> [Given passage]
####################

Each side of the table is divided up into an action field, where powerful gladiators can attack and protect others from attacks, and a support field, where less powerful gladiators and supporting minions usually reside. Between waves, cards can move between the two fields as needed.

Some of the game mechanics are recognizable from previous games such as Magic: The Gathering - cards are "set" when activated, being rotated ninety degrees to show that they have been used, which is identical to "tapping" in Magic. However, the turns of previous CCGs are not present in Ophidian, instead replaced by the Flow.

===The Flow===
The Flow is the momentum-based system that replaces turns in Ophidian, and allows both players to be active at one time, one "with the Flow" and the other without it. All actions are either positive (denoted by a plus), or negative (denoted by a minus). Players can play only when they have the Flow, and whilst positive actions allow one to keep the Flow and play additional actions, a negative Flow action gives Flow to the opponent. It is also possible to expend cheer to change an opponent's positive action into a negative action, and thus force a change in control of the Flow. Certain actions (responses) can be played even without the Flow.

When both players have no further actions to take, the Wave (round) ends, with both sides taking a breather. When the next Wave starts, the Flow begins with the player who has the most damage on his or her gladiators (both alive and dead).

####################

> [Material]
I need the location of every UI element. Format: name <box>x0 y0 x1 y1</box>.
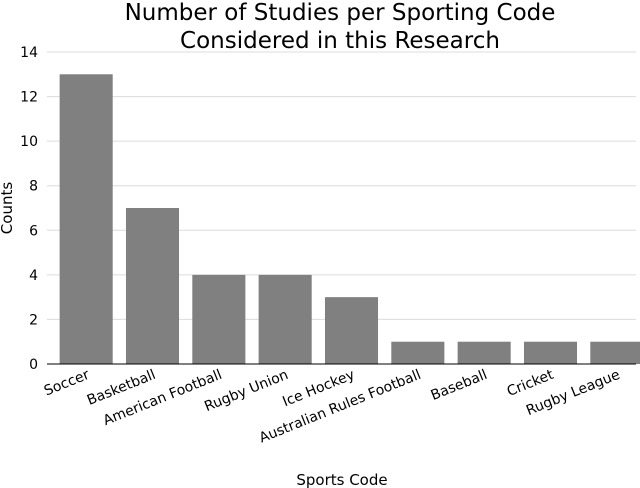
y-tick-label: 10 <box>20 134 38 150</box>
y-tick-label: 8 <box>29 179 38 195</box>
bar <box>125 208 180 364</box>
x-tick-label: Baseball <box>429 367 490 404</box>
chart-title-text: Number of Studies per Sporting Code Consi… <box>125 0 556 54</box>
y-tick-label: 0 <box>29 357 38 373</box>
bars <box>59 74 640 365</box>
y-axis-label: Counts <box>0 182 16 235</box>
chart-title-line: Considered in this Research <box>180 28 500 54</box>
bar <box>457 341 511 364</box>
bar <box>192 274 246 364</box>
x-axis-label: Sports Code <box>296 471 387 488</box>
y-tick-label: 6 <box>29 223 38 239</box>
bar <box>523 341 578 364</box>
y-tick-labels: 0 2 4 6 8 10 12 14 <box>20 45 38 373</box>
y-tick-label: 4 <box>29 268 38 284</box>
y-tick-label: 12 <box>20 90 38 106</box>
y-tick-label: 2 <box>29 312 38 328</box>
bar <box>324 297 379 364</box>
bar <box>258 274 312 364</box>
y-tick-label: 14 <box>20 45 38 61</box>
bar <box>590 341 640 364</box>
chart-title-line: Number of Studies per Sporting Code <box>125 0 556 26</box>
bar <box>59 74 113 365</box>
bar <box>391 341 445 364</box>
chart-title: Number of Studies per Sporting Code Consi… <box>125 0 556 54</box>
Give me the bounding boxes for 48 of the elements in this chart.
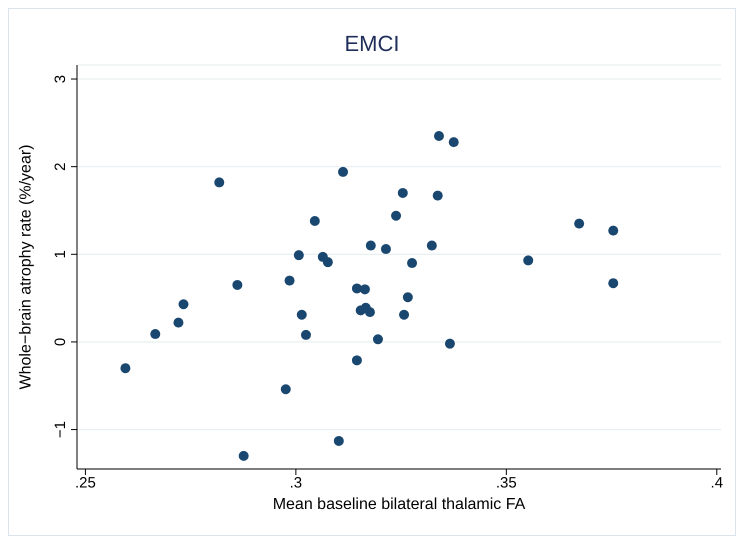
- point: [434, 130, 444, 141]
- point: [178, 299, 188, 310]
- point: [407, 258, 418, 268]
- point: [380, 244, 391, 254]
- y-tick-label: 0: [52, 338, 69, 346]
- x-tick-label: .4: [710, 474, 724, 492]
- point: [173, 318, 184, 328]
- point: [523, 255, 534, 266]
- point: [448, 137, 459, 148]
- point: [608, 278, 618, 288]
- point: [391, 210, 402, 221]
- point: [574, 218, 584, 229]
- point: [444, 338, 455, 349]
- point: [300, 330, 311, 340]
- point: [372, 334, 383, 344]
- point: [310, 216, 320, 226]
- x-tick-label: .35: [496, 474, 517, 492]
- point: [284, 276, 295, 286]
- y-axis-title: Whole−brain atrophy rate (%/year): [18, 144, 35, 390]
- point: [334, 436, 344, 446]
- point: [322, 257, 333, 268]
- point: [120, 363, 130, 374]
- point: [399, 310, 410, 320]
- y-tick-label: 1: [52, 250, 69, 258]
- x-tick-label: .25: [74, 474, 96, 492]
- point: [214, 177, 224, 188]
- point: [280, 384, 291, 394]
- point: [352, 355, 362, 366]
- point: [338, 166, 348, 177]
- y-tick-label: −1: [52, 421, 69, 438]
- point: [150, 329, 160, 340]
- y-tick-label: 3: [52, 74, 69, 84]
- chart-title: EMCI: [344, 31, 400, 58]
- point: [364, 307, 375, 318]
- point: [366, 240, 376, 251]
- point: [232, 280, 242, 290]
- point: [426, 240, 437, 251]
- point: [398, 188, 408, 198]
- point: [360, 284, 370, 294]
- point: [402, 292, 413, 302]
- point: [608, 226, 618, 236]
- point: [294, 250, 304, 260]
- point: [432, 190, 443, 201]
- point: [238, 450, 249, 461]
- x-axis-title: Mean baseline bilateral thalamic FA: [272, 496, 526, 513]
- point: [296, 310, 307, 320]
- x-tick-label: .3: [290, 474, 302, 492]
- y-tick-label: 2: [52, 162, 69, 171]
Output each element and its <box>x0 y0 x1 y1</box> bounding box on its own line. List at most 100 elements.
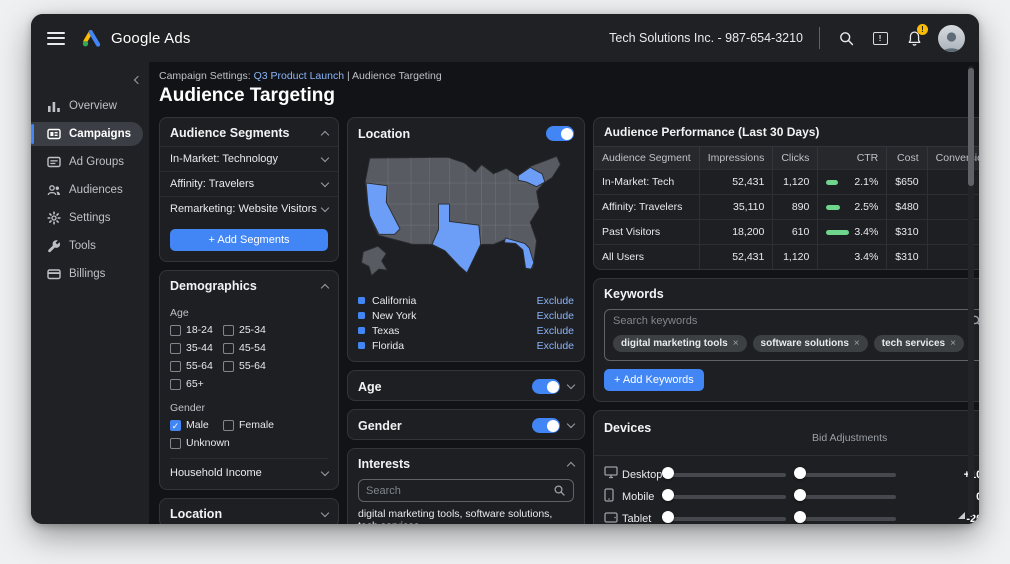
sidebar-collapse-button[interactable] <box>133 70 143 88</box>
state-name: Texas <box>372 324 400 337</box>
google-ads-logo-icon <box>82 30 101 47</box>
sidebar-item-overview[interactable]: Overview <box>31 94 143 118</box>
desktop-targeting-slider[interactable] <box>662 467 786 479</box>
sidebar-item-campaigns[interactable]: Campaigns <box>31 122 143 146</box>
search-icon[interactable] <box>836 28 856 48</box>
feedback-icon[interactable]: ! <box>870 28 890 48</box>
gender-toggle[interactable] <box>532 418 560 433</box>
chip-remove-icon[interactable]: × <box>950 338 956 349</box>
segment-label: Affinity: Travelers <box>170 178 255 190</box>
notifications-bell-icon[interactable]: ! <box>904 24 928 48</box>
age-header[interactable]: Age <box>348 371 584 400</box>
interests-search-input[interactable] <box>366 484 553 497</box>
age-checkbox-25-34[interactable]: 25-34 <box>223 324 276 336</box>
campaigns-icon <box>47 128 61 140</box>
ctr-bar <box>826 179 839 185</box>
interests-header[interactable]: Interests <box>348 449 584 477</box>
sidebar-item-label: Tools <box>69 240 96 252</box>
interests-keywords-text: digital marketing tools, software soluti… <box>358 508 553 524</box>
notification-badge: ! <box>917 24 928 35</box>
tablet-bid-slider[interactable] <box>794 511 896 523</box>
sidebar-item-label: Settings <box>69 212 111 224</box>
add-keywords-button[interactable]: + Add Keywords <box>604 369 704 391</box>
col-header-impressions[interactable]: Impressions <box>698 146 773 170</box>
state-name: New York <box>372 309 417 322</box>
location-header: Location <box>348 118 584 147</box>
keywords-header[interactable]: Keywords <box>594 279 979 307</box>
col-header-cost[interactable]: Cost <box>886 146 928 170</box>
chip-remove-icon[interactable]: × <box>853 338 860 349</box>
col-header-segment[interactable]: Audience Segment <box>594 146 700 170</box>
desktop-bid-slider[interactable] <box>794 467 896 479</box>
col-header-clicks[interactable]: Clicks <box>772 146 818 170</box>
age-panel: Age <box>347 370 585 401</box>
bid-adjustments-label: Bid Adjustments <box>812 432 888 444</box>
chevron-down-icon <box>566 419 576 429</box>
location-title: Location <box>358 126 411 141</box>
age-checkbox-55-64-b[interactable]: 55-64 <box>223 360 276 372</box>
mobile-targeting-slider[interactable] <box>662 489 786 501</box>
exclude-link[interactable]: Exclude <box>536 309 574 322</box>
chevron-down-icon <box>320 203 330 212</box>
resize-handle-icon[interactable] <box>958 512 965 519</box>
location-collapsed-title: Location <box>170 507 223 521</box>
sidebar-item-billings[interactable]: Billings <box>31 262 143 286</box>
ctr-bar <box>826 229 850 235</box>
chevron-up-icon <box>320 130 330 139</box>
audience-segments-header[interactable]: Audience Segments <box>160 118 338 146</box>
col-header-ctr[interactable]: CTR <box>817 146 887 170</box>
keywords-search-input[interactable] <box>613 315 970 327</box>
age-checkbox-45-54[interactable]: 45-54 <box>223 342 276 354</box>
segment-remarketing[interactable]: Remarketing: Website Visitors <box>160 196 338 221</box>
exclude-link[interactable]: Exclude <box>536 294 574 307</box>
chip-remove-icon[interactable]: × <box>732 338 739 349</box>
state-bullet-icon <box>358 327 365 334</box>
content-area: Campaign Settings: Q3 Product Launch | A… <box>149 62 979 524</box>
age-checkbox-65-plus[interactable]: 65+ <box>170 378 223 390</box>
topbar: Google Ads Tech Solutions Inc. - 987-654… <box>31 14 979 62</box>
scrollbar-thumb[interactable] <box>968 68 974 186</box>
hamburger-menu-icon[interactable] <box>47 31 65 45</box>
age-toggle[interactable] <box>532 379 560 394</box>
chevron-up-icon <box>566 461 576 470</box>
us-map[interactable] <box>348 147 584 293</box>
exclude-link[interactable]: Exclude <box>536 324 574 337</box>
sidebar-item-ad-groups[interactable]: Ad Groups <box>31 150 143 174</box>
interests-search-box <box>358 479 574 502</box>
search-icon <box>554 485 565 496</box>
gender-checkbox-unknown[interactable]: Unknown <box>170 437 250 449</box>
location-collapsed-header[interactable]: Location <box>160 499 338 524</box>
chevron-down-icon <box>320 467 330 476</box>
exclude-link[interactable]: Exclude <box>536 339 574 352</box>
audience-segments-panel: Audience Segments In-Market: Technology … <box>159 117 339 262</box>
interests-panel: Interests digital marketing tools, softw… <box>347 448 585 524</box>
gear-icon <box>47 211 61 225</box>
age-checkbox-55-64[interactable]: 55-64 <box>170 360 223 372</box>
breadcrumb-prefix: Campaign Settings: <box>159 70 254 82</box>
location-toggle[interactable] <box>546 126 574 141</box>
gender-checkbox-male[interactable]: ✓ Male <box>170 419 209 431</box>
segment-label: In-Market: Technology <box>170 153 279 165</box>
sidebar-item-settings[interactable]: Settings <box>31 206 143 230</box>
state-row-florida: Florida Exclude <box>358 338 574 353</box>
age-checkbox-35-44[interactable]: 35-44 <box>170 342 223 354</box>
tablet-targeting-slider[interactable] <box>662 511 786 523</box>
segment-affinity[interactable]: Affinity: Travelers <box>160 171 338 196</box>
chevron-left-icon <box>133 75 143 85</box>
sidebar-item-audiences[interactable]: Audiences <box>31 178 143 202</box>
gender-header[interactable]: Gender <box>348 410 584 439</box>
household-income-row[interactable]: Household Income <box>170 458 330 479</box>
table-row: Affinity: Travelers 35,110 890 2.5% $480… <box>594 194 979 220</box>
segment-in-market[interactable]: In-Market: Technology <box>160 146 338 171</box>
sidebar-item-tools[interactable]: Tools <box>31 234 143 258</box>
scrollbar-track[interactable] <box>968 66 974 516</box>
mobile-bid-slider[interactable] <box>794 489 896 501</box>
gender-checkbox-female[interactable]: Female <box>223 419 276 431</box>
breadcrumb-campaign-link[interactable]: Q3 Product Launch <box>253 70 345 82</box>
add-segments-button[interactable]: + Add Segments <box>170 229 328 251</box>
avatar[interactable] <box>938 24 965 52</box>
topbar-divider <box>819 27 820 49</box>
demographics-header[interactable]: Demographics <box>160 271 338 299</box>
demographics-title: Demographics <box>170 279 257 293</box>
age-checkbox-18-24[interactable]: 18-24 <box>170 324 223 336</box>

####################

> [Goal of the exercise] In the Ophidian passage, write out everything from "Each side of" down to "fields as needed.", word for word.

> [Exercise solution]
Each side of the table is divided up into an action field, where powerful gladiators can attack and protect others from attacks, and a support field, where less powerful gladiators and supporting minions usually reside. Between waves, cards can move between the two fields as needed.